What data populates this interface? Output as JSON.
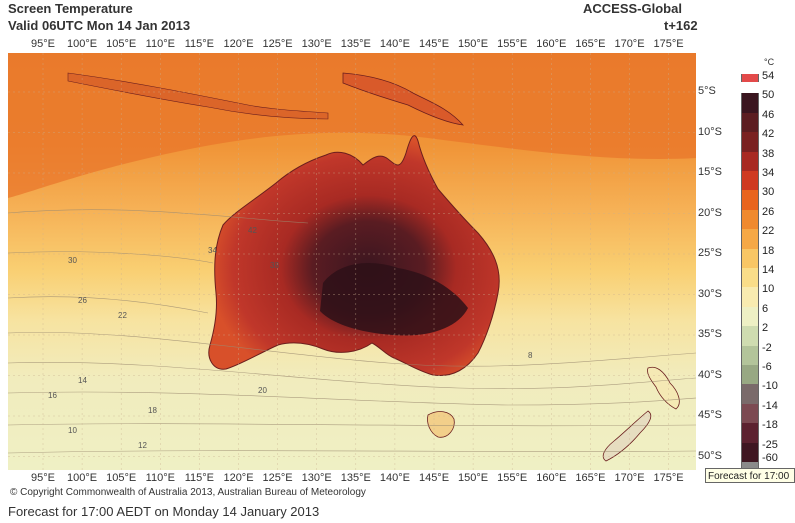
{
  "header": {
    "title": "Screen Temperature",
    "valid": "Valid 06UTC Mon 14 Jan 2013",
    "model": "ACCESS-Global",
    "step": "t+162"
  },
  "lon_labels": [
    "95°E",
    "100°E",
    "105°E",
    "110°E",
    "115°E",
    "120°E",
    "125°E",
    "130°E",
    "135°E",
    "140°E",
    "145°E",
    "150°E",
    "155°E",
    "160°E",
    "165°E",
    "170°E",
    "175°E"
  ],
  "lat_labels": [
    "5°S",
    "10°S",
    "15°S",
    "20°S",
    "25°S",
    "30°S",
    "35°S",
    "40°S",
    "45°S",
    "50°S"
  ],
  "colorbar": {
    "unit": "°C",
    "labels": [
      "54",
      "50",
      "46",
      "42",
      "38",
      "34",
      "30",
      "26",
      "22",
      "18",
      "14",
      "10",
      "6",
      "2",
      "-2",
      "-6",
      "-10",
      "-14",
      "-18",
      "-25",
      "-60"
    ],
    "colors": [
      "#e34a4a",
      "#3b1620",
      "#5c1e22",
      "#7a2222",
      "#a82a23",
      "#cf3a22",
      "#e8651f",
      "#f08a2e",
      "#f5a846",
      "#f8c665",
      "#f9dd89",
      "#f8ebb0",
      "#eef0c4",
      "#cfdcb0",
      "#b3c49a",
      "#98a883",
      "#7a6a6a",
      "#7c4a52",
      "#5c2230",
      "#3f1722",
      "#8a8a8a"
    ]
  },
  "contour_labels": [
    "42",
    "38",
    "34",
    "30",
    "26",
    "22",
    "20",
    "18",
    "16",
    "14",
    "12",
    "10",
    "8"
  ],
  "map": {
    "land_outline_color": "#6b1e1e",
    "grid_color": "#c9b090"
  },
  "tooltip": "Forecast for 17:00",
  "copyright": "© Copyright Commonwealth of Australia 2013, Australian Bureau of Meteorology",
  "forecast_line": "Forecast for 17:00 AEDT on Monday 14 January 2013"
}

-----

> **Given instruction**
Print every entry exactly as written, without the pictures.

> **Written response**
What data populates this interface? Output as JSON.
{
  "header": {
    "title": "Screen Temperature",
    "valid": "Valid 06UTC Mon 14 Jan 2013",
    "model": "ACCESS-Global",
    "step": "t+162"
  },
  "lon_labels": [
    "95°E",
    "100°E",
    "105°E",
    "110°E",
    "115°E",
    "120°E",
    "125°E",
    "130°E",
    "135°E",
    "140°E",
    "145°E",
    "150°E",
    "155°E",
    "160°E",
    "165°E",
    "170°E",
    "175°E"
  ],
  "lat_labels": [
    "5°S",
    "10°S",
    "15°S",
    "20°S",
    "25°S",
    "30°S",
    "35°S",
    "40°S",
    "45°S",
    "50°S"
  ],
  "colorbar": {
    "unit": "°C",
    "labels": [
      "54",
      "50",
      "46",
      "42",
      "38",
      "34",
      "30",
      "26",
      "22",
      "18",
      "14",
      "10",
      "6",
      "2",
      "-2",
      "-6",
      "-10",
      "-14",
      "-18",
      "-25",
      "-60"
    ],
    "colors": [
      "#e34a4a",
      "#3b1620",
      "#5c1e22",
      "#7a2222",
      "#a82a23",
      "#cf3a22",
      "#e8651f",
      "#f08a2e",
      "#f5a846",
      "#f8c665",
      "#f9dd89",
      "#f8ebb0",
      "#eef0c4",
      "#cfdcb0",
      "#b3c49a",
      "#98a883",
      "#7a6a6a",
      "#7c4a52",
      "#5c2230",
      "#3f1722",
      "#8a8a8a"
    ]
  },
  "contour_labels": [
    "42",
    "38",
    "34",
    "30",
    "26",
    "22",
    "20",
    "18",
    "16",
    "14",
    "12",
    "10",
    "8"
  ],
  "map": {
    "land_outline_color": "#6b1e1e",
    "grid_color": "#c9b090"
  },
  "tooltip": "Forecast for 17:00",
  "copyright": "© Copyright Commonwealth of Australia 2013, Australian Bureau of Meteorology",
  "forecast_line": "Forecast for 17:00 AEDT on Monday 14 January 2013"
}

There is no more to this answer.